Instructions for the task: Copy each of the rows below word for word, keeping every character, symbol and number the same.

[Begin]

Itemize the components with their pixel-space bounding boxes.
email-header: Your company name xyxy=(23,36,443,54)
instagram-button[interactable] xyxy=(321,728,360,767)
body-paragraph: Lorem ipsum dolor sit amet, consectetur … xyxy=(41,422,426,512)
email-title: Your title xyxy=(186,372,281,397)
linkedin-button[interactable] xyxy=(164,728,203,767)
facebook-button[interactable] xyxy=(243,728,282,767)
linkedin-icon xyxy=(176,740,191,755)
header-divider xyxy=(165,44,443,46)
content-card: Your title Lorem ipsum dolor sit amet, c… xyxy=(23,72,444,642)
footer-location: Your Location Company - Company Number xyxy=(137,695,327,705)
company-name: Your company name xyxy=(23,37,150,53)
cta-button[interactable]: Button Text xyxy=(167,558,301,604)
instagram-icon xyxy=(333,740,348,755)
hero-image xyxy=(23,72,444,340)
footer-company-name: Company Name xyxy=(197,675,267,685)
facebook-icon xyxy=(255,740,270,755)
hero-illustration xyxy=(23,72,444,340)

[End]

Response to this task:
Itemize the components with their pixel-space bounding boxes.
email-header: Your company name xyxy=(23,36,443,54)
instagram-button[interactable] xyxy=(321,728,360,767)
body-paragraph: Lorem ipsum dolor sit amet, consectetur … xyxy=(41,422,426,512)
email-title: Your title xyxy=(186,372,281,397)
linkedin-button[interactable] xyxy=(164,728,203,767)
facebook-button[interactable] xyxy=(243,728,282,767)
linkedin-icon xyxy=(176,740,191,755)
header-divider xyxy=(165,44,443,46)
content-card: Your title Lorem ipsum dolor sit amet, c… xyxy=(23,72,444,642)
footer-location: Your Location Company - Company Number xyxy=(137,695,327,705)
company-name: Your company name xyxy=(23,37,150,53)
cta-button[interactable]: Button Text xyxy=(167,558,301,604)
instagram-icon xyxy=(333,740,348,755)
hero-image xyxy=(23,72,444,340)
footer-company-name: Company Name xyxy=(197,675,267,685)
facebook-icon xyxy=(255,740,270,755)
hero-illustration xyxy=(23,72,444,340)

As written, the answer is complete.